-- EXTRACT TO READ --
AUSTIN (KXAN) — A new pilot program to plant saplings on private land and sell the resulting carbon credits locally kicks off this weekend.
The nonprofit TreeFolks will take a group of volunteers to a landowner’s property in eastern Travis County on Saturday, Dec. 14, to plant 1,500 native Texas saplings, including walnut, bald cypress and a couple types of sycamores, launching the Travis County Floodplain Reforestation Program.

Over the course of the current planting season, which runs through March, TreeFolks will plant 50,000 saplings on about 90 acres of land, both private and public, in the county.
The group chose eastern Travis County floodplains because “it’s been so degraded through farming and ranching over the last hundred or so years,” said Valerie Tamburri, TreeFolks’ reforestation coordinator.
New trees will help prevent erosion, clean water and keep the surrounding area cooler, she explained. But a big reason this program differs from other reforestation efforts is the sale of the resulting carbon credits to the city of Austin.

-- ENTRIES PROVIDED --
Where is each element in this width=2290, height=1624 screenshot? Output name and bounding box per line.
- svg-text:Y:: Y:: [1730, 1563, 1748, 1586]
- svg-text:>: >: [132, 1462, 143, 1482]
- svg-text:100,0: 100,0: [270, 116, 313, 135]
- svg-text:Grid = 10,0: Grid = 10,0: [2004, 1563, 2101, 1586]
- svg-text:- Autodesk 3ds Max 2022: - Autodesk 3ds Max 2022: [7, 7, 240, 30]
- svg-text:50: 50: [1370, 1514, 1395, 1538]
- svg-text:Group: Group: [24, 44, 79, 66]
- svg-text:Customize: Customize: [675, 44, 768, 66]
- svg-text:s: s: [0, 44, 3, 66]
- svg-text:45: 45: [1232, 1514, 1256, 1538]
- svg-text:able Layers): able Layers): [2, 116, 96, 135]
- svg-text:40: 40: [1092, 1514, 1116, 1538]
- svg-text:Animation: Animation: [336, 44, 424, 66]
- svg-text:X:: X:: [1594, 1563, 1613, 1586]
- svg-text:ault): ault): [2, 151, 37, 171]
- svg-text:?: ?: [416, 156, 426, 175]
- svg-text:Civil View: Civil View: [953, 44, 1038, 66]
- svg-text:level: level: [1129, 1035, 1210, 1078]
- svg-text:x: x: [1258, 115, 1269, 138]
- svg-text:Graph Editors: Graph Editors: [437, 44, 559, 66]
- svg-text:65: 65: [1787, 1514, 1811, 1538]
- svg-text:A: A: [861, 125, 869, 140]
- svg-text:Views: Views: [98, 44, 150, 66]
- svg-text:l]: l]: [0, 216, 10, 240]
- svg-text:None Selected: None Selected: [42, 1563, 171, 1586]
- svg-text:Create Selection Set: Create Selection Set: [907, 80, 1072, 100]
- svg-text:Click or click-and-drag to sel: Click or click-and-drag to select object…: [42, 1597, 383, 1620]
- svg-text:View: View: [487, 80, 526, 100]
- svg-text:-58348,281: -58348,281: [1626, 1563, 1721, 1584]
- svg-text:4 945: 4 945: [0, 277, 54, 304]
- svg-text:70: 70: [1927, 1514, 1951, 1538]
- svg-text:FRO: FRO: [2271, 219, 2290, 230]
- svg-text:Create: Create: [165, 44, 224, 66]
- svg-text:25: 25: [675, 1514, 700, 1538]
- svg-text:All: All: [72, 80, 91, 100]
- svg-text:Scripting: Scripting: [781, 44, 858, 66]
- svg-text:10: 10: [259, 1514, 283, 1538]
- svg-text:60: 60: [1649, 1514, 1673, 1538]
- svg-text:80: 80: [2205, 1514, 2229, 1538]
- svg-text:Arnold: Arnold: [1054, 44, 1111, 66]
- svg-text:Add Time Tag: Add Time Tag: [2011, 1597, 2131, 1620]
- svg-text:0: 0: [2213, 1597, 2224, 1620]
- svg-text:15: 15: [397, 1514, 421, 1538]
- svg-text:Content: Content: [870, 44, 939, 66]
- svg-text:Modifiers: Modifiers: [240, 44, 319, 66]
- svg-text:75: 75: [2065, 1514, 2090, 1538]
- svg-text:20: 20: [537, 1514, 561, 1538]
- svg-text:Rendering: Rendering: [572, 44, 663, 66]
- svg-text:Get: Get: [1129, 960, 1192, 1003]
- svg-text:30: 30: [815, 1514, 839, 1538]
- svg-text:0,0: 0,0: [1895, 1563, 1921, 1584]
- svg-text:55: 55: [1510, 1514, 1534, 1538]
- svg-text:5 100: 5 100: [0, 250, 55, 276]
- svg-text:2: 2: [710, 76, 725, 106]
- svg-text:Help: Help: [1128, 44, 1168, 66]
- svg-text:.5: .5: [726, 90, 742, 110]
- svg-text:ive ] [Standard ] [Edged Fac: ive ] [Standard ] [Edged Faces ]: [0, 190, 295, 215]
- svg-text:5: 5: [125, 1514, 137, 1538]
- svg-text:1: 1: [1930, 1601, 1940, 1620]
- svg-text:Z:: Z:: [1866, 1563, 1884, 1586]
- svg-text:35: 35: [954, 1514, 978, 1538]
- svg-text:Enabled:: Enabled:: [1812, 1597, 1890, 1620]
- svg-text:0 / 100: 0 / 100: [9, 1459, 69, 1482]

-- TASKS TO PERFORM --
1 > According to the article on the Travis County reforestation program, how many saplings will TreeFolks plant over the current planting season?
2 > Return the passage of the reforestation article between "The nonprofit TreeFolks" and "Floodplain Reforestation Program.", inclusive.

-- ANSWERS TO THE TASKS --
1 > TreeFolks will plant 50,000 saplings, on about 90 acres of land.

2 >
The nonprofit TreeFolks will take a group of volunteers to a landowner’s property in eastern Travis County on Saturday, Dec. 14, to plant 1,500 native Texas saplings, including walnut, bald cypress and a couple types of sycamores, launching the Travis County Floodplain Reforestation Program.